___ FRAGMENTO CITADO ___

Una práctica que (vale decir) no es exclusiva de la Organización Mundial de la Salud, ya que desde hace mucho tiempo los biólogos se le adelantaron y para no entrar en confusiones inútiles, a las plantas y frutas se les ha denominado en nombres en latín, ya que (no nos ofendamos), es mucho más sofisticado decir mangifera indica, para referirse a un fruto tan básico como el mango.

En ese orden de ideas, ómicron resultó un hallazgo para mí y desde hace ya unos días he decidido ir incorporando el alfabeto griego a mis expresiones cotidianas, para que en futuras ocasiones no me coja tan desprevenido.

Se me dispensará la licencia entonces de hacer la lista del mercado con estos milenarios monogramas, entre ellos ómicron, letra felizmente recuperada para el lenguaje universal y que ya ha dejado rezagadas a sus compañeras de alfabeto alfa, beta y hasta delta, que había llegado muy altiva creyéndose la dominante.

___ MATERIAL DE CONSULTA ___

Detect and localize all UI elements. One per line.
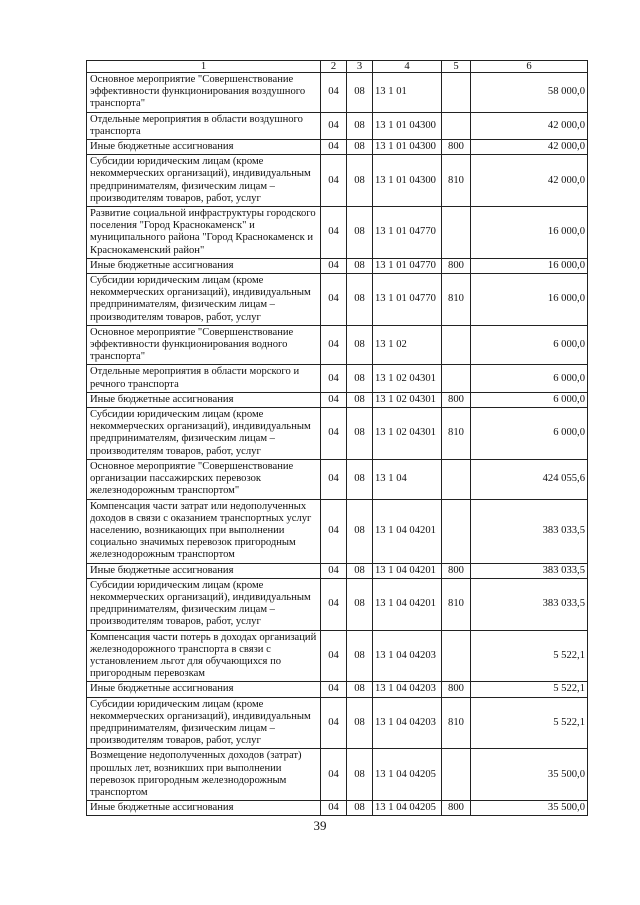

___

> **EJERCICIOS**:
(1) Según el fragmento citado, ¿con qué nombre en latín se designa al mango?
(2) Indica si cada afirmación coincide con el fragmento citado, con un sí o un no y las palabras textuales que lo deciden: (a) Quien escribe ha decidido incorporar el alfabeto griego a sus expresiones cotidianas. (b) Dar nombres en latín es una práctica exclusiva de la Organización Mundial de la Salud. (c) La letra delta llegó con humildad.

> **RESULTADOS FINALES**:
(1) Mangifera indica.

(2)
(a) Sí: "he decidido ir incorporando el alfabeto griego a mis expresiones cotidianas".
(b) No: "no es exclusiva de la Organización Mundial de la Salud".
(c) No: "había llegado muy altiva creyéndose la dominante".